- [Exercise details]: Please update the material below, replacing every "warning-icon" with "alert-icon" and leaving everything else unchanged. Omit the pictures from your answer.
☆ ☆ ☆ ☆
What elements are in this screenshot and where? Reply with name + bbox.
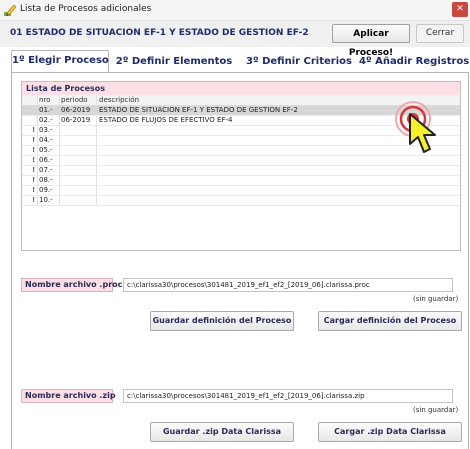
row-nro: 03.- <box>39 126 53 134</box>
tab-definir-criterios[interactable]: 3º Definir Criterios <box>243 52 355 72</box>
warning-icon: ! <box>32 126 36 134</box>
row-periodo: 06-2019 <box>61 116 91 124</box>
warning-icon: ! <box>32 196 36 204</box>
tab-strip: 1º Elegir Proceso 2º Definir Elementos 3… <box>11 50 469 73</box>
row-nro: 06.- <box>39 156 53 164</box>
row-nro: 07.- <box>39 166 53 174</box>
save-process-definition-button[interactable]: Guardar definición del Proceso <box>150 311 294 331</box>
table-row[interactable]: ! 09.- <box>22 186 460 196</box>
row-nro: 04.- <box>39 136 53 144</box>
row-descripcion: ESTADO DE FLUJOS DE EFECTIVO EF-4 <box>99 116 233 124</box>
selected-process-name: 01 ESTADO DE SITUACION EF-1 Y ESTADO DE … <box>10 28 309 38</box>
row-nro: 01.- <box>39 106 53 114</box>
row-nro: 09.- <box>39 186 53 194</box>
column-header-nro[interactable]: nro <box>39 96 50 104</box>
load-zip-data-button[interactable]: Cargar .zip Data Clarissa <box>318 422 462 442</box>
row-nro: 05.- <box>39 146 53 154</box>
zip-file-label: Nombre archivo .zip <box>21 389 116 403</box>
table-row[interactable]: ! 07.- <box>22 166 460 176</box>
column-header-periodo[interactable]: periodo <box>61 96 88 104</box>
row-descripcion: ESTADO DE SITUACION EF-1 Y ESTADO DE GES… <box>99 106 298 114</box>
table-row[interactable]: ! 08.- <box>22 176 460 186</box>
table-row[interactable]: ! 05.- <box>22 146 460 156</box>
load-process-definition-button[interactable]: Cargar definición del Proceso <box>318 311 462 331</box>
table-row[interactable]: ! 06.- <box>22 156 460 166</box>
row-nro: 10.- <box>39 196 53 204</box>
process-list-title: Lista de Procesos <box>22 82 460 95</box>
mouse-cursor-icon <box>409 113 436 153</box>
pencil-icon <box>4 4 17 16</box>
warning-icon: ! <box>32 166 36 174</box>
table-row[interactable]: ! 10.- <box>22 196 460 206</box>
tab-anadir-registros[interactable]: 4º Añadir Registros <box>359 52 469 72</box>
column-header-descripcion[interactable]: descripción <box>99 96 139 104</box>
row-nro: 08.- <box>39 176 53 184</box>
apply-process-button[interactable]: Aplicar Proceso! <box>332 24 410 58</box>
row-periodo: 06-2019 <box>61 106 91 114</box>
zip-file-status: (sin guardar) <box>413 406 459 414</box>
zip-file-field[interactable]: c:\clarissa30\procesos\301481_2019_ef1_e… <box>123 389 453 403</box>
tab-elegir-proceso[interactable]: 1º Elegir Proceso <box>11 50 109 73</box>
warning-icon: ! <box>32 146 36 154</box>
proc-file-field[interactable]: c:\clarissa30\procesos\301481_2019_ef1_e… <box>123 278 453 292</box>
proc-file-status: (sin guardar) <box>413 295 459 303</box>
title-bar: Lista de Procesos adicionales ✕ <box>0 0 470 21</box>
warning-icon: ! <box>32 176 36 184</box>
close-icon: ✕ <box>456 4 464 14</box>
tab-definir-elementos[interactable]: 2º Definir Elementos <box>115 52 233 72</box>
close-button[interactable]: Cerrar <box>416 24 464 43</box>
warning-icon: ! <box>32 156 36 164</box>
process-header: 01 ESTADO DE SITUACION EF-1 Y ESTADO DE … <box>0 21 470 58</box>
save-zip-data-button[interactable]: Guardar .zip Data Clarissa <box>150 422 294 442</box>
warning-icon: ! <box>32 186 36 194</box>
row-nro: 02.- <box>39 116 53 124</box>
window-close-button[interactable]: ✕ <box>452 2 468 17</box>
warning-icon: ! <box>32 136 36 144</box>
proc-file-label: Nombre archivo .proc <box>21 278 122 292</box>
window-title: Lista de Procesos adicionales <box>20 4 152 14</box>
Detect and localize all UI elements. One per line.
☆ ☆ ☆ ☆
- [Result of the task]:
What elements are in this screenshot and where? Reply with name + bbox.
row-nro: 03.- <box>39 126 53 134</box>
tab-definir-criterios[interactable]: 3º Definir Criterios <box>243 52 355 72</box>
alert-icon: ! <box>32 126 36 134</box>
row-periodo: 06-2019 <box>61 116 91 124</box>
alert-icon: ! <box>32 196 36 204</box>
tab-strip: 1º Elegir Proceso 2º Definir Elementos 3… <box>11 50 469 73</box>
row-nro: 06.- <box>39 156 53 164</box>
row-nro: 07.- <box>39 166 53 174</box>
save-process-definition-button[interactable]: Guardar definición del Proceso <box>150 311 294 331</box>
table-row[interactable]: ! 09.- <box>22 186 460 196</box>
row-nro: 04.- <box>39 136 53 144</box>
row-descripcion: ESTADO DE FLUJOS DE EFECTIVO EF-4 <box>99 116 233 124</box>
selected-process-name: 01 ESTADO DE SITUACION EF-1 Y ESTADO DE … <box>10 28 309 38</box>
row-nro: 01.- <box>39 106 53 114</box>
row-nro: 09.- <box>39 186 53 194</box>
column-header-nro[interactable]: nro <box>39 96 50 104</box>
load-zip-data-button[interactable]: Cargar .zip Data Clarissa <box>318 422 462 442</box>
row-nro: 05.- <box>39 146 53 154</box>
zip-file-label: Nombre archivo .zip <box>21 389 116 403</box>
table-row[interactable]: ! 07.- <box>22 166 460 176</box>
column-header-periodo[interactable]: periodo <box>61 96 88 104</box>
row-descripcion: ESTADO DE SITUACION EF-1 Y ESTADO DE GES… <box>99 106 298 114</box>
table-row[interactable]: ! 08.- <box>22 176 460 186</box>
table-row[interactable]: ! 05.- <box>22 146 460 156</box>
load-process-definition-button[interactable]: Cargar definición del Proceso <box>318 311 462 331</box>
table-row[interactable]: ! 06.- <box>22 156 460 166</box>
row-nro: 10.- <box>39 196 53 204</box>
process-list-title: Lista de Procesos <box>22 82 460 95</box>
mouse-cursor-icon <box>409 113 436 153</box>
pencil-icon <box>4 4 17 16</box>
alert-icon: ! <box>32 166 36 174</box>
table-row[interactable]: ! 10.- <box>22 196 460 206</box>
tab-anadir-registros[interactable]: 4º Añadir Registros <box>359 52 469 72</box>
column-header-descripcion[interactable]: descripción <box>99 96 139 104</box>
row-nro: 08.- <box>39 176 53 184</box>
apply-process-button[interactable]: Aplicar Proceso! <box>332 24 410 58</box>
row-periodo: 06-2019 <box>61 106 91 114</box>
zip-file-status: (sin guardar) <box>413 406 459 414</box>
zip-file-field[interactable]: c:\clarissa30\procesos\301481_2019_ef1_e… <box>123 389 453 403</box>
tab-elegir-proceso[interactable]: 1º Elegir Proceso <box>11 50 109 73</box>
alert-icon: ! <box>32 146 36 154</box>
proc-file-field[interactable]: c:\clarissa30\procesos\301481_2019_ef1_e… <box>123 278 453 292</box>
proc-file-status: (sin guardar) <box>413 295 459 303</box>
title-bar: Lista de Procesos adicionales ✕ <box>0 0 470 21</box>
alert-icon: ! <box>32 176 36 184</box>
close-icon: ✕ <box>456 4 464 14</box>
tab-definir-elementos[interactable]: 2º Definir Elementos <box>115 52 233 72</box>
close-button[interactable]: Cerrar <box>416 24 464 43</box>
alert-icon: ! <box>32 156 36 164</box>
process-header: 01 ESTADO DE SITUACION EF-1 Y ESTADO DE … <box>0 21 470 58</box>
save-zip-data-button[interactable]: Guardar .zip Data Clarissa <box>150 422 294 442</box>
alert-icon: ! <box>32 186 36 194</box>
row-nro: 02.- <box>39 116 53 124</box>
window-close-button[interactable]: ✕ <box>452 2 468 17</box>
alert-icon: ! <box>32 136 36 144</box>
proc-file-label: Nombre archivo .proc <box>21 278 122 292</box>
window-title: Lista de Procesos adicionales <box>20 4 152 14</box>
Detect and localize all UI elements. One per line.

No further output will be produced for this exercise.